> Short exercise
Please continue the account below of a chief officer's working day at sea, starting after its final sentence.

> Quoted text

- - - -

A Day in The Life of A Chief Officer

It is 03:44 am in the morning. The entire ship’s crew is fast asleep, except the 2nd Officer and his lookout. They are on the bridge ensuring that the vessel is on track to its destination and keeping a sharp lookout for anything out in the pitch-black dark sea that can pose a threat to the safe navigation of the vessel. Another minute passes by, it is 03:45 am and the 2nd officer gives a call to the Chief Officer on the telecom.

Mater and Chief Officer in bridge

It is time for him to hand over the watch to the Chief Officer and the Trainee cadet. The cadet reaches the bridge at 03:50 am 10 minutes before his watch. He takes some time to let his eyes adjust to the darkness. Then he takes a look at the ECDIS and Radar and analyses the current situation of the vessel. At 04:00 am Chief Officer enters the bridge. The cadet who is still a bit sleepy suddenly becomes active on hearing the Chief Officer’s voice inside the bridge.

The 2nd Officer hands over the watch to the Chief Officer and informs him about the current course of the vessel, the weather conditions, traffic around the vessel, and any particular situation which may pose a threat to the safe navigation of the ship. The 2nd officer and his lookout take their leave and now the command of the ship is in Chief Officer’s hands. The cadet prepares two mugs of strong coffee for himself and the Chief Officer in order to stimulate their senses and feel more awake and alert.

The morning 0400 – 0800 watch is one of the most critical watch schedules of the entire day. The watchkeepers have to be extra alert and active in order to spot small boats or maybe fishing nets which can pose threat to the safe navigation of the vessel. As the sun rises both the cadet and the Chief Officer are a bit relieved as the traffic around the vessel is clearly visible now.

Chief officer in bridge

The Chief Officer now starts planning the maintenance work to be carried out on the deck by the entire deck crew. At 07:00 am Bosun and Pumpman (in tankers) report to the bridge to discuss the entire day’s work schedule with him/her. Soon the Captain too arrives at the Bridge after having his breakfast and discusses issues relating to the voyage and port calls with the Chief Officer. At 08:00 am Third Officer arrives at the bridge to take over the watch. Chief Officer can finally enjoy the breakfast prepared by the galley department. 

After having breakfast he/she gets changed into his/her overalls and holds a ‘Tool-Box Meeting’ with the entire deck crew before they engage in their respective jobs for the day. He/she supervises and assists the deck crew in their respective jobs. He/she also keeps a sharp eye on whether the safe working practice is being followed onboard or not.

- - - -

> Provided records

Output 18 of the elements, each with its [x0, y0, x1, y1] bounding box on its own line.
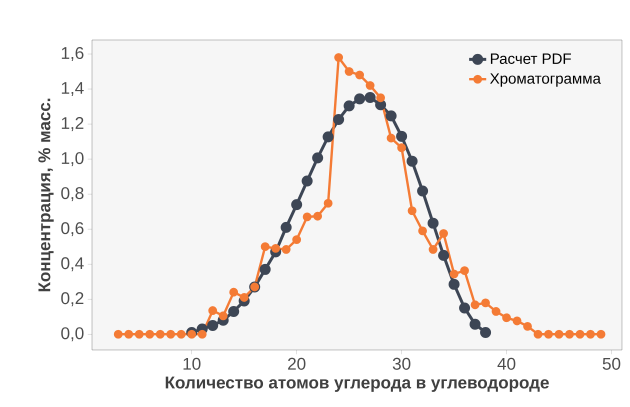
legend-label: Хроматограмма	[490, 73, 601, 87]
y-tick-label: 1,2	[62, 117, 84, 132]
x-tick-label: 30	[392, 358, 410, 370]
legend-label: Расчет PDF	[490, 53, 571, 64]
y-tick-label: 0,0	[61, 327, 84, 342]
y-tick-label: 1,6	[62, 46, 84, 62]
x-tick-label: 50	[602, 358, 620, 370]
y-tick-label: 0,8	[61, 187, 84, 202]
y-tick-label: 1,0	[62, 152, 84, 166]
y-tick-label: 0,2	[61, 292, 84, 306]
y-tick-label: 1,4	[62, 82, 84, 96]
y-tick-label: 0,6	[61, 222, 84, 236]
x-tick-label: 40	[497, 358, 516, 370]
y-tick-label: 0,4	[61, 257, 84, 272]
x-tick-label: 10	[184, 358, 200, 370]
x-tick-label: 20	[288, 358, 306, 370]
x-axis-title: Количество атомов углерода в углеводороде	[166, 376, 549, 392]
y-axis-title: Концентрация, % масс.	[38, 98, 54, 292]
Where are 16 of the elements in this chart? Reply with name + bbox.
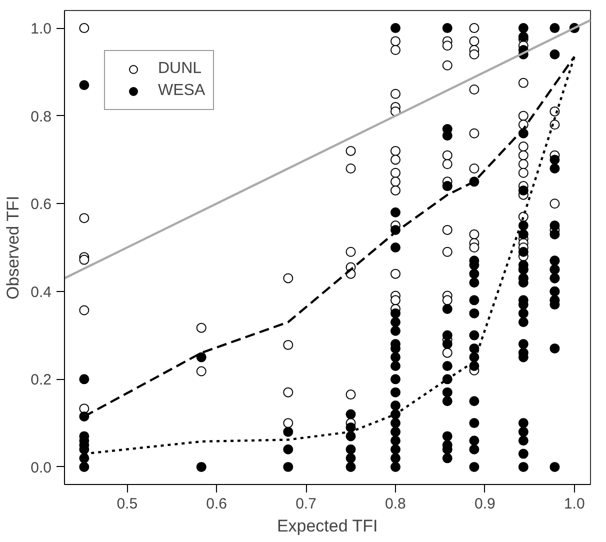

- - - -

> Answer for the task
Throughout the day the Chief Officer can be seen running to and fro between the accommodation area and the deck. Apart from supervising deck maintenance he/she also has to reply to the emails and messages received from the owners, company, Charterers, etc.

Deck crew on deck

At 12:00 pm he/she finally takes a break and feasts on the lavish lunch prepared by the galley department. The Chief Officer then usually knocks off for the day and then again reports for bridge watch at 04:00 pm. Apart from maintaining a proper watch he/she also prepares the vessel’s daily message and other reports to be sent to the company during this time. At 06:00 pm the Third Officer arrives at the bridge to relieve the Chief Officer for dinner. 

After having his/her dinner the Chief Officer returns to the bridge for his watch which ends at 08:00 pm. At 08:00 pm the Third Officer again arrives at the bridge to take over his watch. The Chief Officer usually stays behind for another half an hour and discusses the events of the day and other things with the Captain. He/she shares a few jokes with the Third officer before finally knocking off for the day.    

AT Port/During Cargo Operations

The above-mentioned schedule of a Chief Officer is for a regular day at sea. While at port or during cargo operations the responsibility and the workload on Chief Officers tremendously increases. The Chief Officer is in charge of the entire cargo operation and witnesses the beginning, end, and critical stages of the entire cargo operation by himself/herself. He/she is also the Security officer and monitors security measures for various security levels as per the Ship Security Plan. 

The Chief Officer leads the mooring operation at the forward station and the anchor station along with the trainee cadet.  

Officer during cargo operation

The life of a Chief Officer onboard is really hectic. They have the responsibility for the safe loading/unloading of cargo worth millions of dollars. There is no margin of error for them, they have to be absolutely sure and confident in their decisions. One wrong move or decision by them during a critical operation can be disastrous for the ship owners, manning company, and the entire ship’s crew. 

Hence, a Chief Officer has to be absolutely firm about his decisions, he/she does not have the option of getting nervous or giving up during critical stages. They have to lead from the front and inspire the rest of the crew to give their best, even when they are absolutely exhausted and low on energy.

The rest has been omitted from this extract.